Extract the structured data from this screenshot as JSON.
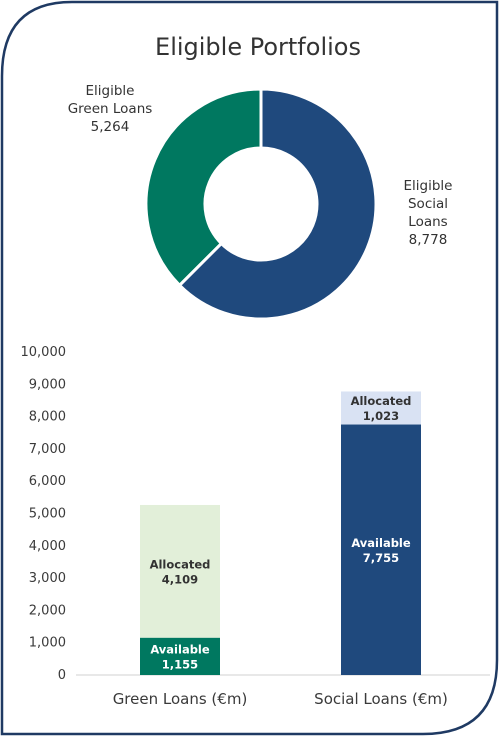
{
  "colors": {
    "frame": "#1f3a63",
    "green_dark": "#007860",
    "green_light": "#e2efd9",
    "navy": "#1f497d",
    "navy_light": "#d9e2f3"
  },
  "chart_data": [
    {
      "type": "pie",
      "title": "Eligible Portfolios",
      "hole": true,
      "slices": [
        {
          "name": "Eligible Green Loans",
          "lines": [
            "Eligible",
            "Green Loans"
          ],
          "value": 5264,
          "value_label": "5,264",
          "color": "#007860"
        },
        {
          "name": "Eligible Social Loans",
          "lines": [
            "Eligible",
            "Social",
            "Loans"
          ],
          "value": 8778,
          "value_label": "8,778",
          "color": "#1f497d"
        }
      ]
    },
    {
      "type": "bar",
      "stacked": true,
      "categories": [
        "Green Loans (€m)",
        "Social Loans (€m)"
      ],
      "ylim": [
        0,
        10000
      ],
      "yticks": [
        {
          "v": 0,
          "label": "0"
        },
        {
          "v": 1000,
          "label": "1,000"
        },
        {
          "v": 2000,
          "label": "2,000"
        },
        {
          "v": 3000,
          "label": "3,000"
        },
        {
          "v": 4000,
          "label": "4,000"
        },
        {
          "v": 5000,
          "label": "5,000"
        },
        {
          "v": 6000,
          "label": "6,000"
        },
        {
          "v": 7000,
          "label": "7,000"
        },
        {
          "v": 8000,
          "label": "8,000"
        },
        {
          "v": 9000,
          "label": "9,000"
        },
        {
          "v": 10000,
          "label": "10,000"
        }
      ],
      "grid": false,
      "stacks": [
        [
          {
            "name": "Available",
            "value": 1155,
            "value_label": "1,155",
            "color": "#007860",
            "text_color": "#ffffff"
          },
          {
            "name": "Allocated",
            "value": 4109,
            "value_label": "4,109",
            "color": "#e2efd9",
            "text_color": "#333333"
          }
        ],
        [
          {
            "name": "Available",
            "value": 7755,
            "value_label": "7,755",
            "color": "#1f497d",
            "text_color": "#ffffff"
          },
          {
            "name": "Allocated",
            "value": 1023,
            "value_label": "1,023",
            "color": "#d9e2f3",
            "text_color": "#333333"
          }
        ]
      ]
    }
  ]
}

________________________________________

→ REQUIRED WORK:
Copy each line of the listing that contains the string "Social".

→ FULL RESPONSE:
          "name": "Eligible Social Loans",
            "Social",
        "Social Loans (€m)"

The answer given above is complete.